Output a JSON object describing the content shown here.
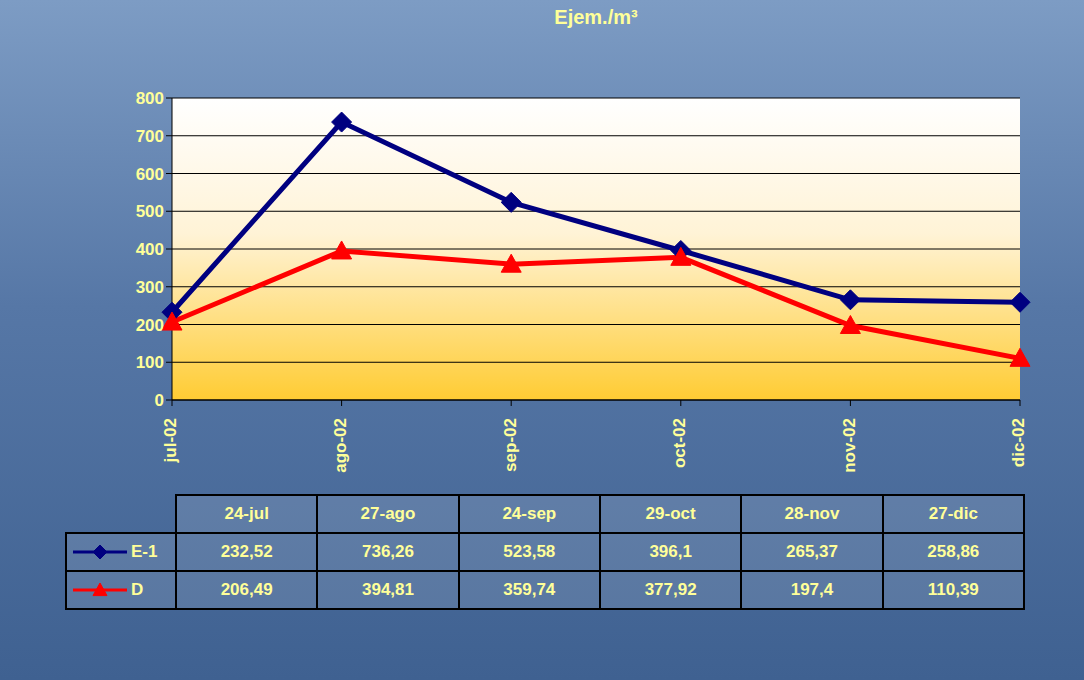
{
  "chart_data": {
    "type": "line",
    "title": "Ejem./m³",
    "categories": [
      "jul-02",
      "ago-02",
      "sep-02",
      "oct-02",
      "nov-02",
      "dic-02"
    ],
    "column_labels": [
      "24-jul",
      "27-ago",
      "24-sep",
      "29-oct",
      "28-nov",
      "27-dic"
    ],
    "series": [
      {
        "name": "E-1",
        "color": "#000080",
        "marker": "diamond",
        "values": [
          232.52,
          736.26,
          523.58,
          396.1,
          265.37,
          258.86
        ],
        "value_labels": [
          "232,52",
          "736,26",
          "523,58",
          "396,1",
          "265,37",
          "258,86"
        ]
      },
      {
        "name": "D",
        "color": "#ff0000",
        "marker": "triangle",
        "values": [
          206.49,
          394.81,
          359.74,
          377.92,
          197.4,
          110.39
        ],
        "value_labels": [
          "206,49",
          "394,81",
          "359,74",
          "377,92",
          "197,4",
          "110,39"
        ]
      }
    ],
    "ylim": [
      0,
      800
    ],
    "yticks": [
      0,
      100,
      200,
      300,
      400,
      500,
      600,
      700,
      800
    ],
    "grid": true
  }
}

# # # #

**Stated problem:** Pictures are excluded; copy all other data exactly as shown.

**The response:**
Output a JSON object describing the content shown here.
{
  "chart_data": {
    "type": "line",
    "title": "Ejem./m³",
    "categories": [
      "jul-02",
      "ago-02",
      "sep-02",
      "oct-02",
      "nov-02",
      "dic-02"
    ],
    "column_labels": [
      "24-jul",
      "27-ago",
      "24-sep",
      "29-oct",
      "28-nov",
      "27-dic"
    ],
    "series": [
      {
        "name": "E-1",
        "color": "#000080",
        "marker": "diamond",
        "values": [
          232.52,
          736.26,
          523.58,
          396.1,
          265.37,
          258.86
        ],
        "value_labels": [
          "232,52",
          "736,26",
          "523,58",
          "396,1",
          "265,37",
          "258,86"
        ]
      },
      {
        "name": "D",
        "color": "#ff0000",
        "marker": "triangle",
        "values": [
          206.49,
          394.81,
          359.74,
          377.92,
          197.4,
          110.39
        ],
        "value_labels": [
          "206,49",
          "394,81",
          "359,74",
          "377,92",
          "197,4",
          "110,39"
        ]
      }
    ],
    "ylim": [
      0,
      800
    ],
    "yticks": [
      0,
      100,
      200,
      300,
      400,
      500,
      600,
      700,
      800
    ],
    "grid": true
  }
}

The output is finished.